Stored data
↓↓↓

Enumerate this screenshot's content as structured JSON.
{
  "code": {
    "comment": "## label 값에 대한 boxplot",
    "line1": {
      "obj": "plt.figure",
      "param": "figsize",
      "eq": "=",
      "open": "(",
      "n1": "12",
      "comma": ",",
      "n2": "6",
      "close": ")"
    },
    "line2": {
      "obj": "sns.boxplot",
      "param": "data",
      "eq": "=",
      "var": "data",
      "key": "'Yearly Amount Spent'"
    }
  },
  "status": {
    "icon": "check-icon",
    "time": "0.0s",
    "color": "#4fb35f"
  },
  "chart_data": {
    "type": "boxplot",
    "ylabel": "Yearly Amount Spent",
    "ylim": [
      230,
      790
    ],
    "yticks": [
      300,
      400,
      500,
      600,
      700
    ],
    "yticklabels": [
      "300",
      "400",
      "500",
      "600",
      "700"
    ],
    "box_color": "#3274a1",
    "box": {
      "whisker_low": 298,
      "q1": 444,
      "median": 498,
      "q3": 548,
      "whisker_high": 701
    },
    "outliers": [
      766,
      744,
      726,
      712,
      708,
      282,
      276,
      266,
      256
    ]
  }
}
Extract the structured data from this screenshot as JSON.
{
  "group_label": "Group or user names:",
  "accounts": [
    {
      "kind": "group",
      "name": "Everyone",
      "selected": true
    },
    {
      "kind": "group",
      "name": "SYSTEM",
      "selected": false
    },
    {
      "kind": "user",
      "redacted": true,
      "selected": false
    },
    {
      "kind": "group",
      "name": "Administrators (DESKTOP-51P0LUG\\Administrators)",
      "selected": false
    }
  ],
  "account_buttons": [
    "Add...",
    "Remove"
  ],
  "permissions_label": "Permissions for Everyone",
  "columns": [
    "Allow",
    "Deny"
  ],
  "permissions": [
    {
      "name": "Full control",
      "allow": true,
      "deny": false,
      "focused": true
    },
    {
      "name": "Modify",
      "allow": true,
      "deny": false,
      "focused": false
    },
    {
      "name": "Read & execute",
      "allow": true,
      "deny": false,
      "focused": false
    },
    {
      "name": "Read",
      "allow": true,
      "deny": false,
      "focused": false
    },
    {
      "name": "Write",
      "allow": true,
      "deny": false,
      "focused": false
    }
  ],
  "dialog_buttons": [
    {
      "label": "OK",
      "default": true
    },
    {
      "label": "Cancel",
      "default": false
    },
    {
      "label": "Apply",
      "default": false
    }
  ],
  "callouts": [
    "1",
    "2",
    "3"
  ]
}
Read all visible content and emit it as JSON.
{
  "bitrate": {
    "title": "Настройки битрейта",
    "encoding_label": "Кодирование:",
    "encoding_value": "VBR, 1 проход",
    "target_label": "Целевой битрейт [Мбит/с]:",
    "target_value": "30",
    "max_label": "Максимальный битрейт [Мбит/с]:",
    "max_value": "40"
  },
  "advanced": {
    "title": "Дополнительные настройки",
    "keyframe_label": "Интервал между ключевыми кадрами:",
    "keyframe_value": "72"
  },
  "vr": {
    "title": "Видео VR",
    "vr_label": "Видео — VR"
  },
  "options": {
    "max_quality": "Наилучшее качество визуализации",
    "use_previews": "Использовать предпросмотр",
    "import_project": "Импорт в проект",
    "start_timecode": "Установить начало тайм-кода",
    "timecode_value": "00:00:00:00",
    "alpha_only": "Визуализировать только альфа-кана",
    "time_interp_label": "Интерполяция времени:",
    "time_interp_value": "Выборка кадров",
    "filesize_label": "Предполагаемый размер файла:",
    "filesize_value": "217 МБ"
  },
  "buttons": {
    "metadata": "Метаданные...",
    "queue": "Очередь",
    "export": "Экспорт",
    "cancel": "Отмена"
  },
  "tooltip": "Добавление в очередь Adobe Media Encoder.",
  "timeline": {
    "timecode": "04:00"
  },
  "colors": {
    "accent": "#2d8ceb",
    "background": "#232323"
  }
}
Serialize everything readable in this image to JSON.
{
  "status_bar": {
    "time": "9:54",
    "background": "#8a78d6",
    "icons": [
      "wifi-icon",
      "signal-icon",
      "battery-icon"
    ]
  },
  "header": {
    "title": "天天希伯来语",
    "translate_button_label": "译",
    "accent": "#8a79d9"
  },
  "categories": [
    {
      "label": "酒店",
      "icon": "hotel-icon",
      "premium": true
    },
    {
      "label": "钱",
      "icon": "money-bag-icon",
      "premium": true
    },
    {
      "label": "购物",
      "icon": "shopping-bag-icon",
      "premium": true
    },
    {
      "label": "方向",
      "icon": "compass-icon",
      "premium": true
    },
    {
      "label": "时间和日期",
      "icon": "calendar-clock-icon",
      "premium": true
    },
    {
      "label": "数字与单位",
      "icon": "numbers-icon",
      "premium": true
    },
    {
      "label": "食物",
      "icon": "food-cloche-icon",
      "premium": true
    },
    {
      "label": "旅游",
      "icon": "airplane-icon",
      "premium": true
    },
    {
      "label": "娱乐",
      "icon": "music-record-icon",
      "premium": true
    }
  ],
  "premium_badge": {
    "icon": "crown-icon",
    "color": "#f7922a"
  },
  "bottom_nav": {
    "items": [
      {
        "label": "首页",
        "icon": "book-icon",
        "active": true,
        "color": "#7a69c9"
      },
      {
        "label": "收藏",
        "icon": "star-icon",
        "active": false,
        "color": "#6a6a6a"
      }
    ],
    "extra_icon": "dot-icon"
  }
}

↑↑↑

STATED GOAL:
Print back all the lines verbatim.

WRITTEN RESPONSE:
Enumerate this screenshot's content as structured JSON.
{
  "code": {
    "comment": "## label 값에 대한 boxplot",
    "line1": {
      "obj": "plt.figure",
      "param": "figsize",
      "eq": "=",
      "open": "(",
      "n1": "12",
      "comma": ",",
      "n2": "6",
      "close": ")"
    },
    "line2": {
      "obj": "sns.boxplot",
      "param": "data",
      "eq": "=",
      "var": "data",
      "key": "'Yearly Amount Spent'"
    }
  },
  "status": {
    "icon": "check-icon",
    "time": "0.0s",
    "color": "#4fb35f"
  },
  "chart_data": {
    "type": "boxplot",
    "ylabel": "Yearly Amount Spent",
    "ylim": [
      230,
      790
    ],
    "yticks": [
      300,
      400,
      500,
      600,
      700
    ],
    "yticklabels": [
      "300",
      "400",
      "500",
      "600",
      "700"
    ],
    "box_color": "#3274a1",
    "box": {
      "whisker_low": 298,
      "q1": 444,
      "median": 498,
      "q3": 548,
      "whisker_high": 701
    },
    "outliers": [
      766,
      744,
      726,
      712,
      708,
      282,
      276,
      266,
      256
    ]
  }
}
Extract the structured data from this screenshot as JSON.
{
  "group_label": "Group or user names:",
  "accounts": [
    {
      "kind": "group",
      "name": "Everyone",
      "selected": true
    },
    {
      "kind": "group",
      "name": "SYSTEM",
      "selected": false
    },
    {
      "kind": "user",
      "redacted": true,
      "selected": false
    },
    {
      "kind": "group",
      "name": "Administrators (DESKTOP-51P0LUG\\Administrators)",
      "selected": false
    }
  ],
  "account_buttons": [
    "Add...",
    "Remove"
  ],
  "permissions_label": "Permissions for Everyone",
  "columns": [
    "Allow",
    "Deny"
  ],
  "permissions": [
    {
      "name": "Full control",
      "allow": true,
      "deny": false,
      "focused": true
    },
    {
      "name": "Modify",
      "allow": true,
      "deny": false,
      "focused": false
    },
    {
      "name": "Read & execute",
      "allow": true,
      "deny": false,
      "focused": false
    },
    {
      "name": "Read",
      "allow": true,
      "deny": false,
      "focused": false
    },
    {
      "name": "Write",
      "allow": true,
      "deny": false,
      "focused": false
    }
  ],
  "dialog_buttons": [
    {
      "label": "OK",
      "default": true
    },
    {
      "label": "Cancel",
      "default": false
    },
    {
      "label": "Apply",
      "default": false
    }
  ],
  "callouts": [
    "1",
    "2",
    "3"
  ]
}
Read all visible content and emit it as JSON.
{
  "bitrate": {
    "title": "Настройки битрейта",
    "encoding_label": "Кодирование:",
    "encoding_value": "VBR, 1 проход",
    "target_label": "Целевой битрейт [Мбит/с]:",
    "target_value": "30",
    "max_label": "Максимальный битрейт [Мбит/с]:",
    "max_value": "40"
  },
  "advanced": {
    "title": "Дополнительные настройки",
    "keyframe_label": "Интервал между ключевыми кадрами:",
    "keyframe_value": "72"
  },
  "vr": {
    "title": "Видео VR",
    "vr_label": "Видео — VR"
  },
  "options": {
    "max_quality": "Наилучшее качество визуализации",
    "use_previews": "Использовать предпросмотр",
    "import_project": "Импорт в проект",
    "start_timecode": "Установить начало тайм-кода",
    "timecode_value": "00:00:00:00",
    "alpha_only": "Визуализировать только альфа-кана",
    "time_interp_label": "Интерполяция времени:",
    "time_interp_value": "Выборка кадров",
    "filesize_label": "Предполагаемый размер файла:",
    "filesize_value": "217 МБ"
  },
  "buttons": {
    "metadata": "Метаданные...",
    "queue": "Очередь",
    "export": "Экспорт",
    "cancel": "Отмена"
  },
  "tooltip": "Добавление в очередь Adobe Media Encoder.",
  "timeline": {
    "timecode": "04:00"
  },
  "colors": {
    "accent": "#2d8ceb",
    "background": "#232323"
  }
}
Serialize everything readable in this image to JSON.
{
  "status_bar": {
    "time": "9:54",
    "background": "#8a78d6",
    "icons": [
      "wifi-icon",
      "signal-icon",
      "battery-icon"
    ]
  },
  "header": {
    "title": "天天希伯来语",
    "translate_button_label": "译",
    "accent": "#8a79d9"
  },
  "categories": [
    {
      "label": "酒店",
      "icon": "hotel-icon",
      "premium": true
    },
    {
      "label": "钱",
      "icon": "money-bag-icon",
      "premium": true
    },
    {
      "label": "购物",
      "icon": "shopping-bag-icon",
      "premium": true
    },
    {
      "label": "方向",
      "icon": "compass-icon",
      "premium": true
    },
    {
      "label": "时间和日期",
      "icon": "calendar-clock-icon",
      "premium": true
    },
    {
      "label": "数字与单位",
      "icon": "numbers-icon",
      "premium": true
    },
    {
      "label": "食物",
      "icon": "food-cloche-icon",
      "premium": true
    },
    {
      "label": "旅游",
      "icon": "airplane-icon",
      "premium": true
    },
    {
      "label": "娱乐",
      "icon": "music-record-icon",
      "premium": true
    }
  ],
  "premium_badge": {
    "icon": "crown-icon",
    "color": "#f7922a"
  },
  "bottom_nav": {
    "items": [
      {
        "label": "首页",
        "icon": "book-icon",
        "active": true,
        "color": "#7a69c9"
      },
      {
        "label": "收藏",
        "icon": "star-icon",
        "active": false,
        "color": "#6a6a6a"
      }
    ],
    "extra_icon": "dot-icon"
  }
}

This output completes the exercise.